**Aim of the task**
Gather from the listing below each line that includes the word "Offenes", and copy it.
***** Records shown *****
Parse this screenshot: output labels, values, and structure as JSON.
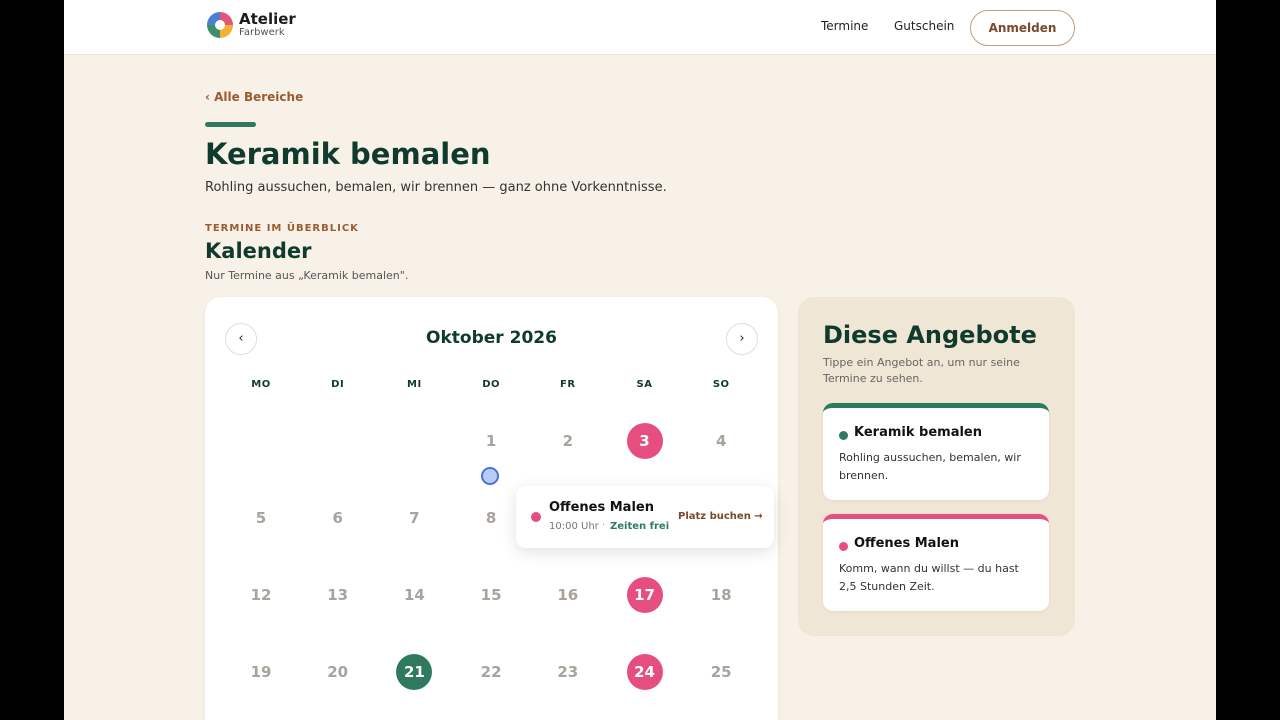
{
  "header": {
    "brand_title": "Atelier",
    "brand_sub": "Farbwerk",
    "nav": [
      "Termine",
      "Gutschein"
    ],
    "login_label": "Anmelden"
  },
  "breadcrumb": "‹ Alle Bereiche",
  "title": "Keramik bemalen",
  "lead": "Rohling aussuchen, bemalen, wir brennen — ganz ohne Vorkenntnisse.",
  "section": {
    "eyebrow": "TERMINE IM ÜBERBLICK",
    "heading": "Kalender",
    "note": "Nur Termine aus „Keramik bemalen\"."
  },
  "calendar": {
    "month": "Oktober 2026",
    "prev_icon": "‹",
    "next_icon": "›",
    "weekdays": [
      "MO",
      "DI",
      "MI",
      "DO",
      "FR",
      "SA",
      "SO"
    ],
    "days": [
      {
        "label": "1",
        "col": 3,
        "row": 0,
        "status": ""
      },
      {
        "label": "2",
        "col": 4,
        "row": 0,
        "status": ""
      },
      {
        "label": "3",
        "col": 5,
        "row": 0,
        "status": "pink"
      },
      {
        "label": "4",
        "col": 6,
        "row": 0,
        "status": ""
      },
      {
        "label": "5",
        "col": 0,
        "row": 1,
        "status": ""
      },
      {
        "label": "6",
        "col": 1,
        "row": 1,
        "status": ""
      },
      {
        "label": "7",
        "col": 2,
        "row": 1,
        "status": ""
      },
      {
        "label": "8",
        "col": 3,
        "row": 1,
        "status": ""
      },
      {
        "label": "12",
        "col": 0,
        "row": 2,
        "status": ""
      },
      {
        "label": "13",
        "col": 1,
        "row": 2,
        "status": ""
      },
      {
        "label": "14",
        "col": 2,
        "row": 2,
        "status": ""
      },
      {
        "label": "15",
        "col": 3,
        "row": 2,
        "status": ""
      },
      {
        "label": "16",
        "col": 4,
        "row": 2,
        "status": ""
      },
      {
        "label": "17",
        "col": 5,
        "row": 2,
        "status": "pink"
      },
      {
        "label": "18",
        "col": 6,
        "row": 2,
        "status": ""
      },
      {
        "label": "19",
        "col": 0,
        "row": 3,
        "status": ""
      },
      {
        "label": "20",
        "col": 1,
        "row": 3,
        "status": ""
      },
      {
        "label": "21",
        "col": 2,
        "row": 3,
        "status": "green"
      },
      {
        "label": "22",
        "col": 3,
        "row": 3,
        "status": ""
      },
      {
        "label": "23",
        "col": 4,
        "row": 3,
        "status": ""
      },
      {
        "label": "24",
        "col": 5,
        "row": 3,
        "status": "pink"
      },
      {
        "label": "25",
        "col": 6,
        "row": 3,
        "status": ""
      }
    ]
  },
  "popup": {
    "title": "Offenes Malen",
    "time": "10:00 Uhr",
    "separator": "·",
    "availability": "Zeiten frei",
    "action": "Platz buchen →"
  },
  "offers": {
    "title": "Diese Angebote",
    "subtitle": "Tippe ein Angebot an, um nur seine Termine zu sehen.",
    "items": [
      {
        "name": "Keramik bemalen",
        "desc": "Rohling aussuchen, bemalen, wir brennen.",
        "color": "#2f7a5e"
      },
      {
        "name": "Offenes Malen",
        "desc": "Komm, wann du willst — du hast 2,5 Stunden Zeit.",
        "color": "#e54e7e"
      }
    ]
  },
  "colors": {
    "accent_green": "#2f7a5e",
    "accent_pink": "#e54e7e",
    "brand_brown": "#9a5b32",
    "heading": "#0f3b2e",
    "background": "#f8f1e7"
  }
}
*****
**Exercise result**
    "title": "Offenes Malen",
        "name": "Offenes Malen",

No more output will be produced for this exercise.